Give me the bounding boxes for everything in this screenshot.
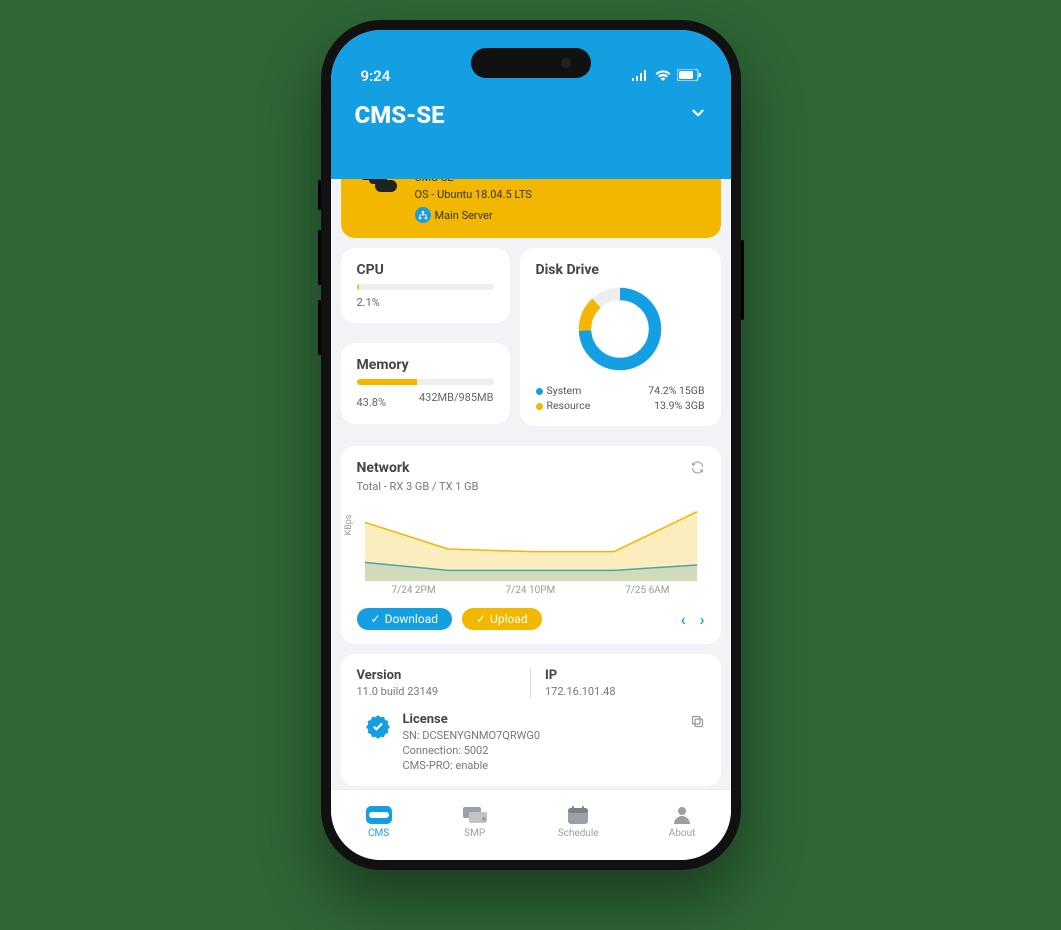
download-label: Download bbox=[385, 612, 438, 626]
tab-bar: CMS SMP Schedule About bbox=[331, 789, 731, 860]
signal-icon bbox=[632, 67, 649, 85]
memory-card: Memory 43.8% 432MB/985MB bbox=[341, 343, 510, 424]
disk-system-pct: 74.2% bbox=[648, 384, 676, 397]
verified-icon bbox=[365, 714, 391, 740]
wifi-icon bbox=[655, 67, 671, 85]
version-value: 11.0 build 23149 bbox=[357, 685, 517, 698]
disk-resource-pct: 13.9% bbox=[654, 399, 682, 412]
tab-schedule[interactable]: Schedule bbox=[558, 805, 599, 839]
cpu-title: CPU bbox=[357, 262, 494, 278]
chevron-down-icon[interactable] bbox=[689, 104, 707, 127]
model-os: OS - Ubuntu 18.04.5 LTS bbox=[415, 188, 532, 201]
xtick-1: 7/24 10PM bbox=[506, 585, 556, 596]
upload-label: Upload bbox=[490, 612, 528, 626]
network-card: Network Total - RX 3 GB / TX 1 GB KBps 7… bbox=[341, 446, 721, 644]
refresh-icon[interactable] bbox=[690, 460, 705, 479]
network-ylabel: KBps bbox=[344, 515, 354, 536]
cms-icon bbox=[366, 805, 392, 825]
tab-about[interactable]: About bbox=[669, 805, 696, 839]
ip-title: IP bbox=[545, 668, 705, 683]
smp-icon bbox=[462, 805, 488, 825]
calendar-icon bbox=[565, 805, 591, 825]
copy-icon[interactable] bbox=[690, 714, 705, 733]
license-connection: Connection: 5002 bbox=[403, 744, 541, 757]
network-chart: KBps bbox=[353, 501, 709, 581]
memory-title: Memory bbox=[357, 357, 494, 373]
cpu-percent: 2.1% bbox=[357, 296, 494, 309]
battery-icon bbox=[677, 67, 701, 85]
disk-system-label: System bbox=[547, 384, 582, 397]
disk-donut-chart bbox=[575, 284, 665, 374]
tab-cms-label: CMS bbox=[368, 828, 389, 839]
ip-value: 172.16.101.48 bbox=[545, 685, 705, 698]
person-icon bbox=[669, 805, 695, 825]
disk-title: Disk Drive bbox=[536, 262, 705, 278]
xtick-0: 7/24 2PM bbox=[391, 585, 435, 596]
sitemap-icon bbox=[415, 207, 431, 223]
version-title: Version bbox=[357, 668, 517, 683]
tab-cms[interactable]: CMS bbox=[366, 805, 392, 839]
chart-prev-icon[interactable]: ‹ bbox=[681, 610, 686, 629]
status-time: 9:24 bbox=[361, 67, 391, 85]
license-title: License bbox=[403, 712, 541, 727]
tab-smp[interactable]: SMP bbox=[462, 805, 488, 839]
license-cmspro: CMS-PRO: enable bbox=[403, 759, 541, 772]
tab-schedule-label: Schedule bbox=[558, 828, 599, 839]
disk-system-size: 15GB bbox=[679, 384, 705, 397]
disk-resource-size: 3GB bbox=[685, 399, 705, 412]
disk-card: Disk Drive System 74.2% 15GB Resource bbox=[520, 248, 721, 426]
chart-next-icon[interactable]: › bbox=[700, 610, 705, 629]
page-title: CMS-SE bbox=[355, 101, 445, 129]
network-total: Total - RX 3 GB / TX 1 GB bbox=[357, 480, 705, 493]
tab-about-label: About bbox=[669, 828, 696, 839]
info-card: Version 11.0 build 23149 IP 172.16.101.4… bbox=[341, 654, 721, 786]
memory-detail: 432MB/985MB bbox=[419, 391, 494, 404]
disk-resource-label: Resource bbox=[547, 399, 591, 412]
phone-notch bbox=[471, 48, 591, 78]
xtick-2: 7/25 6AM bbox=[625, 585, 669, 596]
license-sn: SN: DCSENYGNMO7QRWG0 bbox=[403, 729, 541, 742]
cpu-card: CPU 2.1% bbox=[341, 248, 510, 323]
memory-percent: 43.8% bbox=[357, 396, 387, 409]
tab-smp-label: SMP bbox=[464, 828, 485, 839]
model-role: Main Server bbox=[435, 209, 493, 222]
network-title: Network bbox=[357, 460, 705, 476]
app-header: CMS-SE bbox=[331, 91, 731, 179]
upload-chip[interactable]: ✓Upload bbox=[462, 608, 542, 630]
download-chip[interactable]: ✓Download bbox=[357, 608, 452, 630]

To be done: Rewrite the records above with "Main Server" changed to "Backup Server" and every other line kept as it is. Leave out the pictures.

Task output:
Give me the bounding boxes for everything in this screenshot.
download-label: Download bbox=[385, 612, 438, 626]
tab-bar: CMS SMP Schedule About bbox=[331, 789, 731, 860]
signal-icon bbox=[632, 67, 649, 85]
memory-card: Memory 43.8% 432MB/985MB bbox=[341, 343, 510, 424]
disk-system-pct: 74.2% bbox=[648, 384, 676, 397]
verified-icon bbox=[365, 714, 391, 740]
wifi-icon bbox=[655, 67, 671, 85]
version-value: 11.0 build 23149 bbox=[357, 685, 517, 698]
disk-resource-pct: 13.9% bbox=[654, 399, 682, 412]
tab-schedule[interactable]: Schedule bbox=[558, 805, 599, 839]
cpu-title: CPU bbox=[357, 262, 494, 278]
chevron-down-icon[interactable] bbox=[689, 104, 707, 127]
model-os: OS - Ubuntu 18.04.5 LTS bbox=[415, 188, 532, 201]
xtick-1: 7/24 10PM bbox=[506, 585, 556, 596]
upload-label: Upload bbox=[490, 612, 528, 626]
network-card: Network Total - RX 3 GB / TX 1 GB KBps 7… bbox=[341, 446, 721, 644]
refresh-icon[interactable] bbox=[690, 460, 705, 479]
network-ylabel: KBps bbox=[344, 515, 354, 536]
cms-icon bbox=[366, 805, 392, 825]
tab-about[interactable]: About bbox=[669, 805, 696, 839]
ip-title: IP bbox=[545, 668, 705, 683]
smp-icon bbox=[462, 805, 488, 825]
calendar-icon bbox=[565, 805, 591, 825]
copy-icon[interactable] bbox=[690, 714, 705, 733]
license-connection: Connection: 5002 bbox=[403, 744, 541, 757]
network-chart: KBps bbox=[353, 501, 709, 581]
memory-title: Memory bbox=[357, 357, 494, 373]
cpu-percent: 2.1% bbox=[357, 296, 494, 309]
battery-icon bbox=[677, 67, 701, 85]
disk-system-label: System bbox=[547, 384, 582, 397]
disk-donut-chart bbox=[575, 284, 665, 374]
tab-cms-label: CMS bbox=[368, 828, 389, 839]
ip-value: 172.16.101.48 bbox=[545, 685, 705, 698]
person-icon bbox=[669, 805, 695, 825]
disk-title: Disk Drive bbox=[536, 262, 705, 278]
xtick-0: 7/24 2PM bbox=[391, 585, 435, 596]
sitemap-icon bbox=[415, 207, 431, 223]
version-title: Version bbox=[357, 668, 517, 683]
tab-cms[interactable]: CMS bbox=[366, 805, 392, 839]
chart-prev-icon[interactable]: ‹ bbox=[681, 610, 686, 629]
status-time: 9:24 bbox=[361, 67, 391, 85]
license-title: License bbox=[403, 712, 541, 727]
tab-smp[interactable]: SMP bbox=[462, 805, 488, 839]
license-cmspro: CMS-PRO: enable bbox=[403, 759, 541, 772]
tab-schedule-label: Schedule bbox=[558, 828, 599, 839]
disk-system-size: 15GB bbox=[679, 384, 705, 397]
disk-resource-size: 3GB bbox=[685, 399, 705, 412]
disk-card: Disk Drive System 74.2% 15GB Resource bbox=[520, 248, 721, 426]
chart-next-icon[interactable]: › bbox=[700, 610, 705, 629]
page-title: CMS-SE bbox=[355, 101, 445, 129]
network-total: Total - RX 3 GB / TX 1 GB bbox=[357, 480, 705, 493]
tab-about-label: About bbox=[669, 828, 696, 839]
info-card: Version 11.0 build 23149 IP 172.16.101.4… bbox=[341, 654, 721, 786]
memory-detail: 432MB/985MB bbox=[419, 391, 494, 404]
disk-resource-label: Resource bbox=[547, 399, 591, 412]
phone-notch bbox=[471, 48, 591, 78]
xtick-2: 7/25 6AM bbox=[625, 585, 669, 596]
license-sn: SN: DCSENYGNMO7QRWG0 bbox=[403, 729, 541, 742]
cpu-card: CPU 2.1% bbox=[341, 248, 510, 323]
memory-percent: 43.8% bbox=[357, 396, 387, 409]
tab-smp-label: SMP bbox=[464, 828, 485, 839]
model-role: Backup Server bbox=[435, 209, 493, 222]
network-title: Network bbox=[357, 460, 705, 476]
app-header: CMS-SE bbox=[331, 91, 731, 179]
upload-chip[interactable]: ✓Upload bbox=[462, 608, 542, 630]
download-chip[interactable]: ✓Download bbox=[357, 608, 452, 630]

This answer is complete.